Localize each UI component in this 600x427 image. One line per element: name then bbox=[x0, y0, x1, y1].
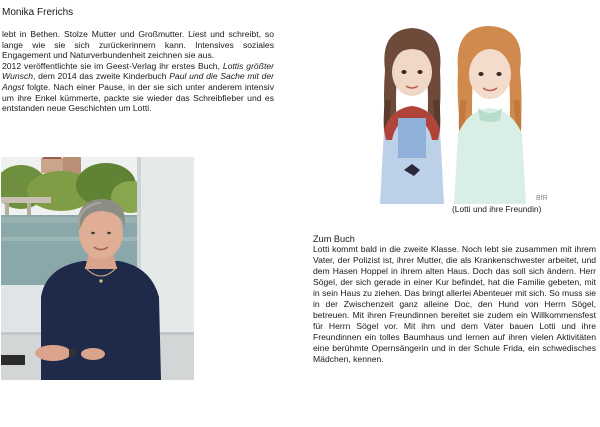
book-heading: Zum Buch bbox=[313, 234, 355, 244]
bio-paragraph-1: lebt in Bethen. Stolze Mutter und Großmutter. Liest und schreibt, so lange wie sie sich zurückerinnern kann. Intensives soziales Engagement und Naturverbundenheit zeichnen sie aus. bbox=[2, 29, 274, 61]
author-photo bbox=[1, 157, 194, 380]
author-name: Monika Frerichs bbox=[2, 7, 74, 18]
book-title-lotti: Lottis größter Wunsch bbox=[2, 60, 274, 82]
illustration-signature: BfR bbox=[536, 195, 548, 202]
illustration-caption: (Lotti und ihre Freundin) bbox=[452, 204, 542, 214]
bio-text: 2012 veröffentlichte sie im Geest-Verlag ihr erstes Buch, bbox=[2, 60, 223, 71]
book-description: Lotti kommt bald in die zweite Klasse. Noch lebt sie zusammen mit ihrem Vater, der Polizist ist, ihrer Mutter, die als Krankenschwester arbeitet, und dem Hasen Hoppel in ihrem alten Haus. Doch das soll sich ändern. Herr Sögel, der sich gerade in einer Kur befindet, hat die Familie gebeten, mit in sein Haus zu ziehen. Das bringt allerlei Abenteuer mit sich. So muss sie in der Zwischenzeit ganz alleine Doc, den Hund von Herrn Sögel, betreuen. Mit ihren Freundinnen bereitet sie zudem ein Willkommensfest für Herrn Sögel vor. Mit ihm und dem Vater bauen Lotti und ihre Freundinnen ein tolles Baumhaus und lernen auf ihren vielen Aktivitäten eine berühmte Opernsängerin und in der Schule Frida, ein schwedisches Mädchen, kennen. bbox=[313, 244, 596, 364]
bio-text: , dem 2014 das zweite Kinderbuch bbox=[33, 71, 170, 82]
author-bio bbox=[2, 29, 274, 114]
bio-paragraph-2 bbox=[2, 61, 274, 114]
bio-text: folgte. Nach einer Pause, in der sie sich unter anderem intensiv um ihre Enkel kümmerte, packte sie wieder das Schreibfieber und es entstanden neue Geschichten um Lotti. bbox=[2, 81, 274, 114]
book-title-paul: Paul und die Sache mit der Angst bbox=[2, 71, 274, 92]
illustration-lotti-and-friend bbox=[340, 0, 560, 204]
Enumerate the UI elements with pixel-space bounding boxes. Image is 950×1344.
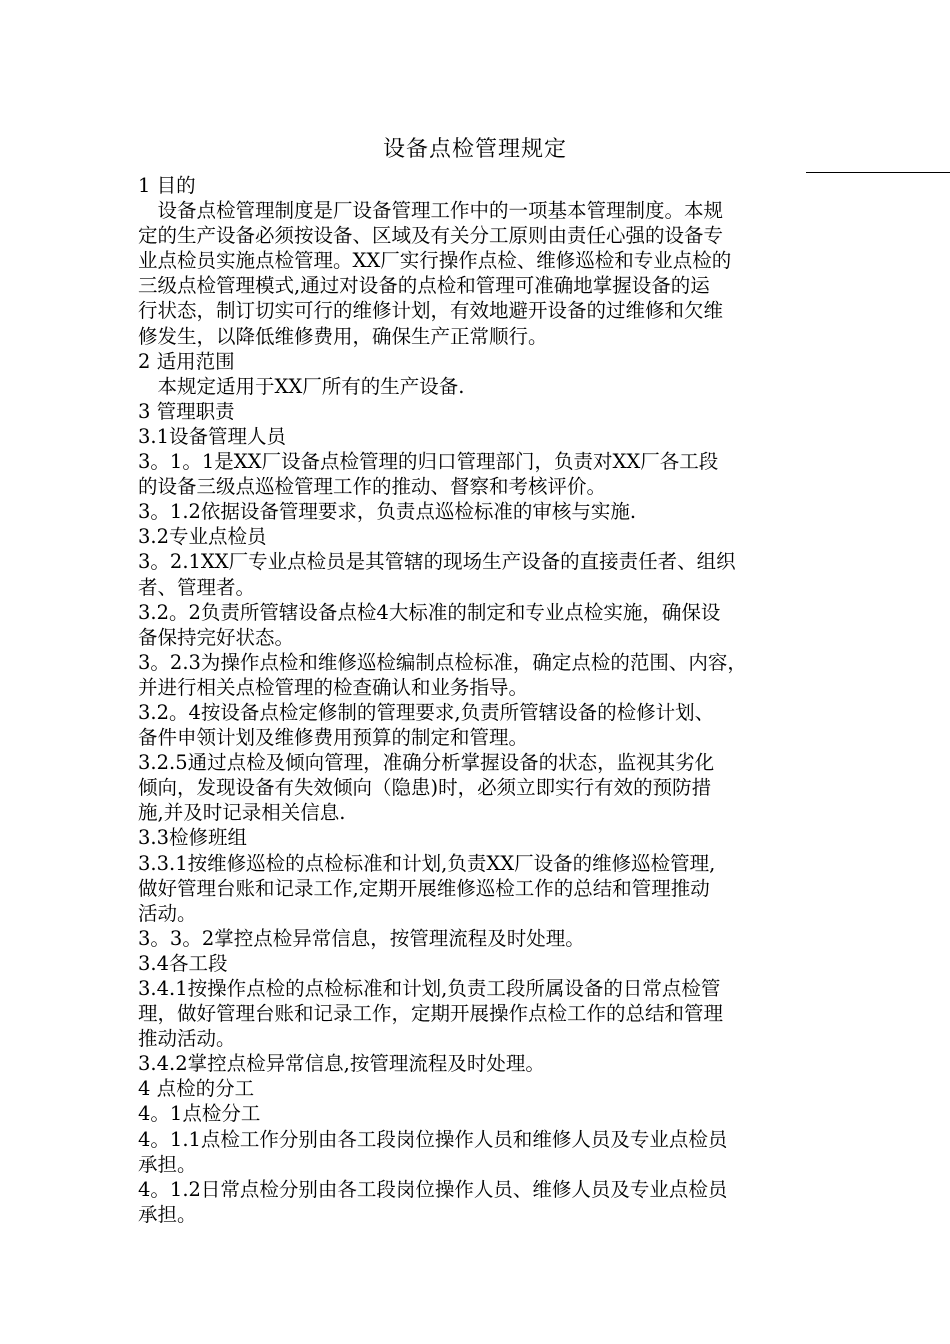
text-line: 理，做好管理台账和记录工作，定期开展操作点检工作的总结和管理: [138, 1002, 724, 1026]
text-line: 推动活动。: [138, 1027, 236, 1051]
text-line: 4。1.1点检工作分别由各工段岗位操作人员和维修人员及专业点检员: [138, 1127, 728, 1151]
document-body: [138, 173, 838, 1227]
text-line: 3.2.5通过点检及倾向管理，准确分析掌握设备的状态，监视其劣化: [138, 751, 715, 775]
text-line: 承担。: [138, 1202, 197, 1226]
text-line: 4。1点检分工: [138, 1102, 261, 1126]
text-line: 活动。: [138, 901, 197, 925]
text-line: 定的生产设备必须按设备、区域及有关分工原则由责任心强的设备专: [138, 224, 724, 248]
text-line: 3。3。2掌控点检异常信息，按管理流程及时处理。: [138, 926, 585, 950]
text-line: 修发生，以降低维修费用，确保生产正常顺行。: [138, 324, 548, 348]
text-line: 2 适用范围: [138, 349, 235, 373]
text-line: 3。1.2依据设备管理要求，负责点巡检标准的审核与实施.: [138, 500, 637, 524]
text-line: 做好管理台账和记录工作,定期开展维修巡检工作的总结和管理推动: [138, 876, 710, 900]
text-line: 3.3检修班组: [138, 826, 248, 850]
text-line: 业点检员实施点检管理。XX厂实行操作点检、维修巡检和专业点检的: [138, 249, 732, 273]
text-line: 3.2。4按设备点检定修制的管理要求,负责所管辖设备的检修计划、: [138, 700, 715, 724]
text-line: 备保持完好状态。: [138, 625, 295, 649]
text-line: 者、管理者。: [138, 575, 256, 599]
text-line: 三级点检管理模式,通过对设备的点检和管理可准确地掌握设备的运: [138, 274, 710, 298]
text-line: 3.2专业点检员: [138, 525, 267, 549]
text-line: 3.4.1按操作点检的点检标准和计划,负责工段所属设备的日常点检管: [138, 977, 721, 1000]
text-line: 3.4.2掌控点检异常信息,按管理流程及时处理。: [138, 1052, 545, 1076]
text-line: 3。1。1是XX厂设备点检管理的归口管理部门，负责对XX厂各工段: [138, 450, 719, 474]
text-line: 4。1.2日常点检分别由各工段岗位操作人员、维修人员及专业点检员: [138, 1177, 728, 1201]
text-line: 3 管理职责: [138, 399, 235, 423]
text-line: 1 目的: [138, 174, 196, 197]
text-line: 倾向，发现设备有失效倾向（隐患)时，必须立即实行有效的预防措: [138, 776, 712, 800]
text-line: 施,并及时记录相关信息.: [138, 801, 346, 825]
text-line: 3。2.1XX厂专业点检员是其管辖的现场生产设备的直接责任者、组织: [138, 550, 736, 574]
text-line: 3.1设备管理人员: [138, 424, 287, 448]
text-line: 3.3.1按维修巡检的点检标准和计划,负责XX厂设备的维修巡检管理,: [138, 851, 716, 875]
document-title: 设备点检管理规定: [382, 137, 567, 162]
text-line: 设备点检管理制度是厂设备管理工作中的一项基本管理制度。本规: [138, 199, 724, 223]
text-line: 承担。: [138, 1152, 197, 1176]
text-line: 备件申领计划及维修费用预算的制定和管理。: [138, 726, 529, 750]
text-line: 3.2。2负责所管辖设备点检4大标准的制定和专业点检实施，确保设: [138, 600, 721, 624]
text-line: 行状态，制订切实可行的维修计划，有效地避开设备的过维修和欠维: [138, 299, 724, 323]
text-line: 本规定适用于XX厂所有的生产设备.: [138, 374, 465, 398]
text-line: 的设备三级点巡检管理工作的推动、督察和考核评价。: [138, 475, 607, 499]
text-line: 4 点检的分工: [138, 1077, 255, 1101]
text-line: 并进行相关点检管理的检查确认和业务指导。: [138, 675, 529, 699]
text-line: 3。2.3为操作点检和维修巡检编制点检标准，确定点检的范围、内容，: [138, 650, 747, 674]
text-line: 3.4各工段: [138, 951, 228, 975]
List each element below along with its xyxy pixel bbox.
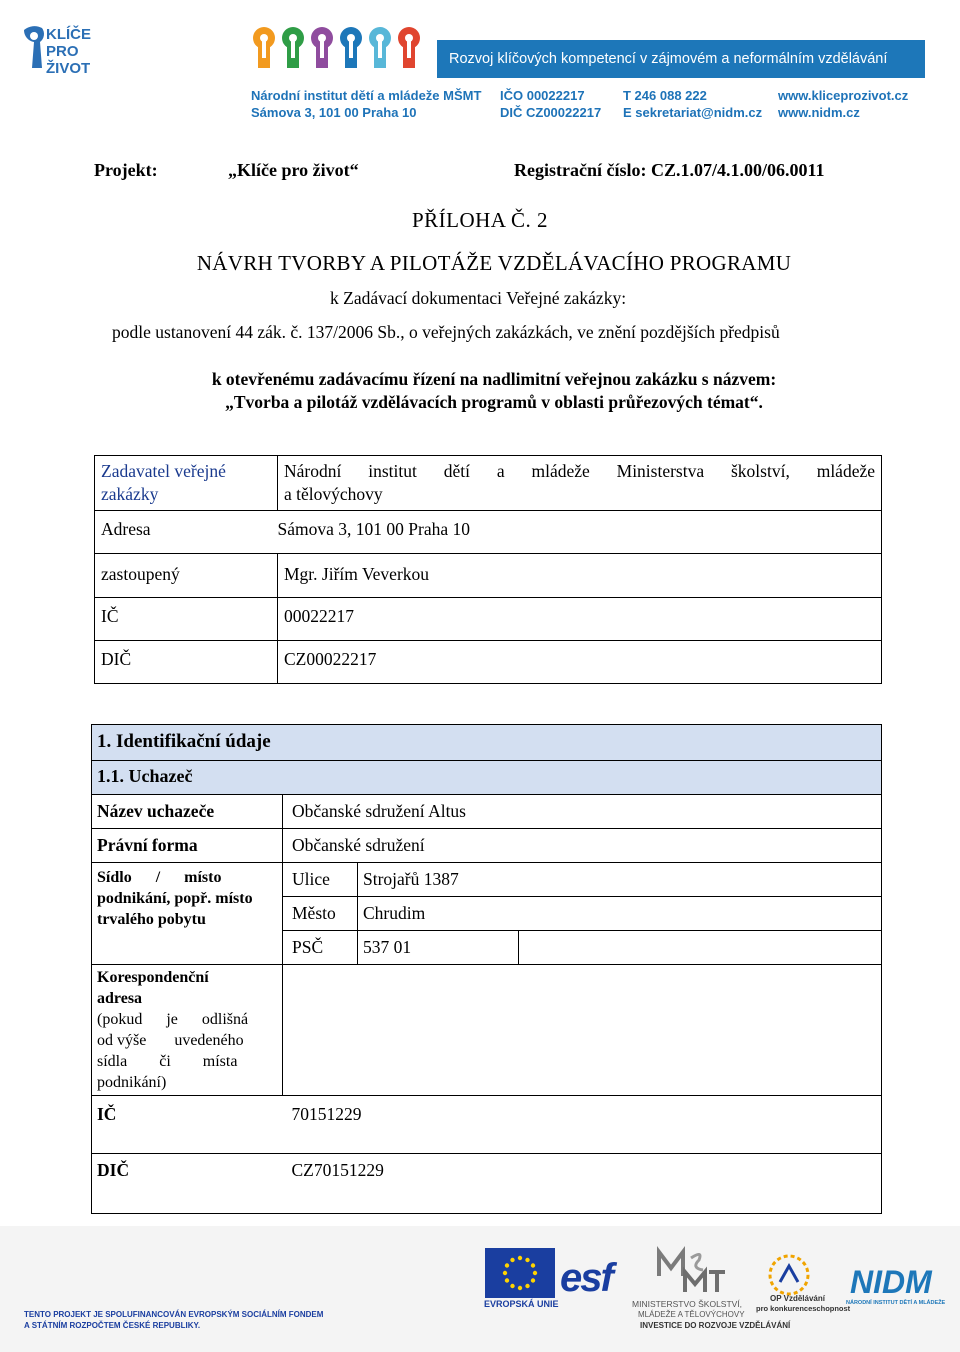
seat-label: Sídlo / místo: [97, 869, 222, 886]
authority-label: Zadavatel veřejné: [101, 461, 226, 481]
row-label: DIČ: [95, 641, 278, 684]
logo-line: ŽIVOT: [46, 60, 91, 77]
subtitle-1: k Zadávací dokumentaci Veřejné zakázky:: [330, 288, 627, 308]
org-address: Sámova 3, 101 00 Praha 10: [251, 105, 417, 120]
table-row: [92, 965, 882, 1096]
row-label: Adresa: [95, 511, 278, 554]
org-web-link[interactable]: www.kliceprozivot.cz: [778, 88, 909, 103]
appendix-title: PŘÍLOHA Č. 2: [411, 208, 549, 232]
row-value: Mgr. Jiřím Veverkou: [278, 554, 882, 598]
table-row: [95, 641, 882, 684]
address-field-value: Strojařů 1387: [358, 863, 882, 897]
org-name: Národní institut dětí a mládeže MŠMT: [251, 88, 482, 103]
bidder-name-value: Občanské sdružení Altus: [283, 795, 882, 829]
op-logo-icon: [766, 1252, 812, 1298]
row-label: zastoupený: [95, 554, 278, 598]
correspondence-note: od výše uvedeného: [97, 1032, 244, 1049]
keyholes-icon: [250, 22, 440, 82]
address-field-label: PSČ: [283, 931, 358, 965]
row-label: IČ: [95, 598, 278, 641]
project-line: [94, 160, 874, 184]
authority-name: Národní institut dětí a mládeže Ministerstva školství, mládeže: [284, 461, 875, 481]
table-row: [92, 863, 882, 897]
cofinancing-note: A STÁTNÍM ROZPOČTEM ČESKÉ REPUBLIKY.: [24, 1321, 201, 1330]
*****
WHAT NEEDS TO BE DONE — Copy out everything in the records above from the line containing "book-heading: Zum Buch" down to the line containing "book-description: Lotti kommt", both of those lines included, without changing a character.

TASK RESPONSE —
book-heading: Zum Buch bbox=[313, 234, 355, 244]
bio-paragraph-1: lebt in Bethen. Stolze Mutter und Großmutter. Liest und schreibt, so lange wie sie sich zurückerinnern kann. Intensives soziales Engagement und Naturverbundenheit zeichnen sie aus. bbox=[2, 29, 274, 61]
author-photo bbox=[1, 157, 194, 380]
author-name: Monika Frerichs bbox=[2, 7, 74, 18]
book-title-lotti: Lottis größter Wunsch bbox=[2, 60, 274, 82]
illustration-signature: BfR bbox=[536, 195, 548, 202]
illustration-caption: (Lotti und ihre Freundin) bbox=[452, 204, 542, 214]
bio-text: 2012 veröffentlichte sie im Geest-Verlag ihr erstes Buch, bbox=[2, 60, 223, 71]
book-description: Lotti kommt bald in die zweite Klasse. Noch lebt sie zusammen mit ihrem Vater, der Polizist ist, ihrer Mutter, die als Krankenschwester arbeitet, und dem Hasen Hoppel in ihrem alten Haus. Doch das soll sich ändern. Herr Sögel, der sich gerade in einer Kur befindet, hat die Familie gebeten, mit in sein Haus zu ziehen. Das bringt allerlei Abenteuer mit sich. So muss sie in der Zwischenzeit ganz alleine Doc, den Hund von Herrn Sögel, betreuen. Mit ihren Freundinnen bereitet sie zudem ein Willkommensfest für Herrn Sögel vor. Mit ihm und dem Vater bauen Lotti und ihre Freundinnen ein tolles Baumhaus und lernen auf ihren vielen Aktivitäten eine berühmte Opernsängerin und in der Schule Frida, ein schwedisches Mädchen, kennen. bbox=[313, 244, 596, 364]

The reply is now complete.